- [PROBLEM TO SOLVE] The data should be restated word for word, in full.

- [MATERIALS PROVIDED]

--- START ---

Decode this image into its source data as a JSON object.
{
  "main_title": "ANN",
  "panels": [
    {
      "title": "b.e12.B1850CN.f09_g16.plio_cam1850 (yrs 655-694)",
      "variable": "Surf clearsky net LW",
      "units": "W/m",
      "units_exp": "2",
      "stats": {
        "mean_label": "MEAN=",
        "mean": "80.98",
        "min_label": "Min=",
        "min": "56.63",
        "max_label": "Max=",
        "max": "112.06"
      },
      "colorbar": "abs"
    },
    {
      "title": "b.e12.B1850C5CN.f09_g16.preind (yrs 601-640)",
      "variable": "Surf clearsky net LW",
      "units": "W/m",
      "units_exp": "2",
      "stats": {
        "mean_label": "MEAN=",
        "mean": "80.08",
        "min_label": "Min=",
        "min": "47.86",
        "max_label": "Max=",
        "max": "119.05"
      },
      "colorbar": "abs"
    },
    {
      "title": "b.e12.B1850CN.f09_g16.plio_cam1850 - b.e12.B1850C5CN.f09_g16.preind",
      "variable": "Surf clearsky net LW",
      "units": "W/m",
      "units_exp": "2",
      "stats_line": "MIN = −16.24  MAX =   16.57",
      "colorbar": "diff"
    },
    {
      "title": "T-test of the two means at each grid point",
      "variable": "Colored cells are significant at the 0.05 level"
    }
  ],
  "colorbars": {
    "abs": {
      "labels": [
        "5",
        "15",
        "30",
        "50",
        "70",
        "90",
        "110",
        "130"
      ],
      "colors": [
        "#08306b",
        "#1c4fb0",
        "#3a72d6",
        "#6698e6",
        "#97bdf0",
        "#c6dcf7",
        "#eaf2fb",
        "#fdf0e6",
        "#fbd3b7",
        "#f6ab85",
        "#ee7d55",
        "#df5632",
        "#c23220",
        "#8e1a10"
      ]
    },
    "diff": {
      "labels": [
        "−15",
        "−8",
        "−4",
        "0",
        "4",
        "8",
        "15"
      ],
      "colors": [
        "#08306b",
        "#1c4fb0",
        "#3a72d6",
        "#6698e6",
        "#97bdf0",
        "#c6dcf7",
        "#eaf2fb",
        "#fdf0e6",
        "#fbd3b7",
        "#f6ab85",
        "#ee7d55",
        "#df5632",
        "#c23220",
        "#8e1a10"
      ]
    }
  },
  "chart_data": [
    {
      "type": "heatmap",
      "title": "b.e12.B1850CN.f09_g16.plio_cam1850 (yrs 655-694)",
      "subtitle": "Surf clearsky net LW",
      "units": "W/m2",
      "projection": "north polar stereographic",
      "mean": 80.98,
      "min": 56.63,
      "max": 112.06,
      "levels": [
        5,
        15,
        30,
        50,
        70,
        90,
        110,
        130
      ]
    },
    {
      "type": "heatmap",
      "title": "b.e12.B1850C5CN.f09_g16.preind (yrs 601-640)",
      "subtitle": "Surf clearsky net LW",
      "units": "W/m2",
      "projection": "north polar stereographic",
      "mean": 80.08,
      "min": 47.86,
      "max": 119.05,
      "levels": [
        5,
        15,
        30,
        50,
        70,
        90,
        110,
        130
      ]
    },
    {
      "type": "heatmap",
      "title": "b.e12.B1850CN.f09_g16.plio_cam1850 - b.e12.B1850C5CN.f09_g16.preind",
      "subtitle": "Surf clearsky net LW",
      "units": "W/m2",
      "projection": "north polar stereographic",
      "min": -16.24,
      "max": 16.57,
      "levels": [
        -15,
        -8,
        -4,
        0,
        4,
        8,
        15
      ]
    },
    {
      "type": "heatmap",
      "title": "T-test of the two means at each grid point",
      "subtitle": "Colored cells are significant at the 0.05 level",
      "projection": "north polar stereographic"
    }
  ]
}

--- END ---

- [COMPLETED EXERCISE]
Decode this image into its source data as a JSON object.
{
  "main_title": "ANN",
  "panels": [
    {
      "title": "b.e12.B1850CN.f09_g16.plio_cam1850 (yrs 655-694)",
      "variable": "Surf clearsky net LW",
      "units": "W/m",
      "units_exp": "2",
      "stats": {
        "mean_label": "MEAN=",
        "mean": "80.98",
        "min_label": "Min=",
        "min": "56.63",
        "max_label": "Max=",
        "max": "112.06"
      },
      "colorbar": "abs"
    },
    {
      "title": "b.e12.B1850C5CN.f09_g16.preind (yrs 601-640)",
      "variable": "Surf clearsky net LW",
      "units": "W/m",
      "units_exp": "2",
      "stats": {
        "mean_label": "MEAN=",
        "mean": "80.08",
        "min_label": "Min=",
        "min": "47.86",
        "max_label": "Max=",
        "max": "119.05"
      },
      "colorbar": "abs"
    },
    {
      "title": "b.e12.B1850CN.f09_g16.plio_cam1850 - b.e12.B1850C5CN.f09_g16.preind",
      "variable": "Surf clearsky net LW",
      "units": "W/m",
      "units_exp": "2",
      "stats_line": "MIN = −16.24  MAX =   16.57",
      "colorbar": "diff"
    },
    {
      "title": "T-test of the two means at each grid point",
      "variable": "Colored cells are significant at the 0.05 level"
    }
  ],
  "colorbars": {
    "abs": {
      "labels": [
        "5",
        "15",
        "30",
        "50",
        "70",
        "90",
        "110",
        "130"
      ],
      "colors": [
        "#08306b",
        "#1c4fb0",
        "#3a72d6",
        "#6698e6",
        "#97bdf0",
        "#c6dcf7",
        "#eaf2fb",
        "#fdf0e6",
        "#fbd3b7",
        "#f6ab85",
        "#ee7d55",
        "#df5632",
        "#c23220",
        "#8e1a10"
      ]
    },
    "diff": {
      "labels": [
        "−15",
        "−8",
        "−4",
        "0",
        "4",
        "8",
        "15"
      ],
      "colors": [
        "#08306b",
        "#1c4fb0",
        "#3a72d6",
        "#6698e6",
        "#97bdf0",
        "#c6dcf7",
        "#eaf2fb",
        "#fdf0e6",
        "#fbd3b7",
        "#f6ab85",
        "#ee7d55",
        "#df5632",
        "#c23220",
        "#8e1a10"
      ]
    }
  },
  "chart_data": [
    {
      "type": "heatmap",
      "title": "b.e12.B1850CN.f09_g16.plio_cam1850 (yrs 655-694)",
      "subtitle": "Surf clearsky net LW",
      "units": "W/m2",
      "projection": "north polar stereographic",
      "mean": 80.98,
      "min": 56.63,
      "max": 112.06,
      "levels": [
        5,
        15,
        30,
        50,
        70,
        90,
        110,
        130
      ]
    },
    {
      "type": "heatmap",
      "title": "b.e12.B1850C5CN.f09_g16.preind (yrs 601-640)",
      "subtitle": "Surf clearsky net LW",
      "units": "W/m2",
      "projection": "north polar stereographic",
      "mean": 80.08,
      "min": 47.86,
      "max": 119.05,
      "levels": [
        5,
        15,
        30,
        50,
        70,
        90,
        110,
        130
      ]
    },
    {
      "type": "heatmap",
      "title": "b.e12.B1850CN.f09_g16.plio_cam1850 - b.e12.B1850C5CN.f09_g16.preind",
      "subtitle": "Surf clearsky net LW",
      "units": "W/m2",
      "projection": "north polar stereographic",
      "min": -16.24,
      "max": 16.57,
      "levels": [
        -15,
        -8,
        -4,
        0,
        4,
        8,
        15
      ]
    },
    {
      "type": "heatmap",
      "title": "T-test of the two means at each grid point",
      "subtitle": "Colored cells are significant at the 0.05 level",
      "projection": "north polar stereographic"
    }
  ]
}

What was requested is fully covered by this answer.